TO BE DONE
Select and reproduce each line of the listing below that bears the string "косвенно".

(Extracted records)

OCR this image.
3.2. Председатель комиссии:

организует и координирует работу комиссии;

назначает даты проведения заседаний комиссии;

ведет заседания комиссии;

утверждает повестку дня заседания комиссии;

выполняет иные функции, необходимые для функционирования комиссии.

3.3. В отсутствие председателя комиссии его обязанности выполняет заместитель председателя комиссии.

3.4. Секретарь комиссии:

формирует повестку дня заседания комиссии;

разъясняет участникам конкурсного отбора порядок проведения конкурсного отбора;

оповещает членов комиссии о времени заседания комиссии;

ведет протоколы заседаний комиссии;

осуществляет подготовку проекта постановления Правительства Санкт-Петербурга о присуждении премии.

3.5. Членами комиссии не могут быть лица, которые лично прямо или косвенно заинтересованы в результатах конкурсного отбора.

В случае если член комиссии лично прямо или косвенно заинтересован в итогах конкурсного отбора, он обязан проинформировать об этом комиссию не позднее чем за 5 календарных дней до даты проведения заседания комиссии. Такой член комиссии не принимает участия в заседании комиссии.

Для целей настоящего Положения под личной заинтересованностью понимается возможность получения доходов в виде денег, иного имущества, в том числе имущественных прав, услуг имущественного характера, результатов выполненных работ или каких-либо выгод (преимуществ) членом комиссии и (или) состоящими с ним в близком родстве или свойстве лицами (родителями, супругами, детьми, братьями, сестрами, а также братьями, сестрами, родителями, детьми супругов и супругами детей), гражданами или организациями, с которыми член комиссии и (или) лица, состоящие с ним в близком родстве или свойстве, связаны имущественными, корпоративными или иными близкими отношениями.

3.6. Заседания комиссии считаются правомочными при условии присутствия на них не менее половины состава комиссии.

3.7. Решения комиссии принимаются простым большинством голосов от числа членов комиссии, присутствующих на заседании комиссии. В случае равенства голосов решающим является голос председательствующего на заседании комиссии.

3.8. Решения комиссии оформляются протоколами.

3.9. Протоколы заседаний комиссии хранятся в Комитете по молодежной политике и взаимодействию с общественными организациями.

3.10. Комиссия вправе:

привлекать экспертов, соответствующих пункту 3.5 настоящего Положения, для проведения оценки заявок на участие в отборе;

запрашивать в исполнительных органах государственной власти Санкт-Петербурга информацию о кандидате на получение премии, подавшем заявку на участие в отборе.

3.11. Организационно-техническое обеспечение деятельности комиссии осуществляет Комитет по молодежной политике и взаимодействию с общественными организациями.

EXERCISE SOLUTION
3.5. Членами комиссии не могут быть лица, которые лично прямо или косвенно заинтересованы в результатах конкурсного отбора.
В случае если член комиссии лично прямо или косвенно заинтересован в итогах конкурсного отбора, он обязан проинформировать об этом комиссию не позднее чем за 5 календарных дней до даты проведения заседания комиссии. Такой член комиссии не принимает участия в заседании комиссии.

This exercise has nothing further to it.